Records from a collection of figures
'''
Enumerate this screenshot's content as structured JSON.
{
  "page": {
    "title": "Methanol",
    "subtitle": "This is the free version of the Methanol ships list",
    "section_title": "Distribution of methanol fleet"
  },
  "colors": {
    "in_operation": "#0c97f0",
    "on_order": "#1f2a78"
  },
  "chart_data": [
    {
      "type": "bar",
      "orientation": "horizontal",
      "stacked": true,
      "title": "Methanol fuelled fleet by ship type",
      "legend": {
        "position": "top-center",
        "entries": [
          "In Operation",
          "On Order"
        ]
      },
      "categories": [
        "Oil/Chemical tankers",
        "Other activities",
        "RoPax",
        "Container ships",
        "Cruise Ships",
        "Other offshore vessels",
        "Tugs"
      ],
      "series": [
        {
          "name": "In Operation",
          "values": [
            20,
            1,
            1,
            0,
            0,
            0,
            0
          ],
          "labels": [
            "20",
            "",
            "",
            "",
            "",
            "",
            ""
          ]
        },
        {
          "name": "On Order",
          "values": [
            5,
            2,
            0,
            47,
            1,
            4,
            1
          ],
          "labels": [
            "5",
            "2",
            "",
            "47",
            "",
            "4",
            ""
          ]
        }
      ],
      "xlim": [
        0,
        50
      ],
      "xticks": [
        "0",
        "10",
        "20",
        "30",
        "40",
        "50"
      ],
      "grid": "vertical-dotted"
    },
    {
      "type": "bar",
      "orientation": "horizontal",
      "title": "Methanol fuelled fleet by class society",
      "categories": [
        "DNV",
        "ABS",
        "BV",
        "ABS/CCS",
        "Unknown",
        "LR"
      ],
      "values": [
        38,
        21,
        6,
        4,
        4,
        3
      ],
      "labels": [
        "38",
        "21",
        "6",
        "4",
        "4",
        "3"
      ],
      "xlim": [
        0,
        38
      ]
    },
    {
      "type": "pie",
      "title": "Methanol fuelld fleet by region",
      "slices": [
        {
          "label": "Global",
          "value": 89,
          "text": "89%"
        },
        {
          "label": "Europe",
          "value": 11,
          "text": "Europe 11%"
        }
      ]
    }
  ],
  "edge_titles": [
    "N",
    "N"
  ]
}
'''
Written problem>
Transcribe the material exactly as it reads.

Correct answer>
Enumerate this screenshot's content as structured JSON.
{
  "page": {
    "title": "Methanol",
    "subtitle": "This is the free version of the Methanol ships list",
    "section_title": "Distribution of methanol fleet"
  },
  "colors": {
    "in_operation": "#0c97f0",
    "on_order": "#1f2a78"
  },
  "chart_data": [
    {
      "type": "bar",
      "orientation": "horizontal",
      "stacked": true,
      "title": "Methanol fuelled fleet by ship type",
      "legend": {
        "position": "top-center",
        "entries": [
          "In Operation",
          "On Order"
        ]
      },
      "categories": [
        "Oil/Chemical tankers",
        "Other activities",
        "RoPax",
        "Container ships",
        "Cruise Ships",
        "Other offshore vessels",
        "Tugs"
      ],
      "series": [
        {
          "name": "In Operation",
          "values": [
            20,
            1,
            1,
            0,
            0,
            0,
            0
          ],
          "labels": [
            "20",
            "",
            "",
            "",
            "",
            "",
            ""
          ]
        },
        {
          "name": "On Order",
          "values": [
            5,
            2,
            0,
            47,
            1,
            4,
            1
          ],
          "labels": [
            "5",
            "2",
            "",
            "47",
            "",
            "4",
            ""
          ]
        }
      ],
      "xlim": [
        0,
        50
      ],
      "xticks": [
        "0",
        "10",
        "20",
        "30",
        "40",
        "50"
      ],
      "grid": "vertical-dotted"
    },
    {
      "type": "bar",
      "orientation": "horizontal",
      "title": "Methanol fuelled fleet by class society",
      "categories": [
        "DNV",
        "ABS",
        "BV",
        "ABS/CCS",
        "Unknown",
        "LR"
      ],
      "values": [
        38,
        21,
        6,
        4,
        4,
        3
      ],
      "labels": [
        "38",
        "21",
        "6",
        "4",
        "4",
        "3"
      ],
      "xlim": [
        0,
        38
      ]
    },
    {
      "type": "pie",
      "title": "Methanol fuelld fleet by region",
      "slices": [
        {
          "label": "Global",
          "value": 89,
          "text": "89%"
        },
        {
          "label": "Europe",
          "value": 11,
          "text": "Europe 11%"
        }
      ]
    }
  ],
  "edge_titles": [
    "N",
    "N"
  ]
}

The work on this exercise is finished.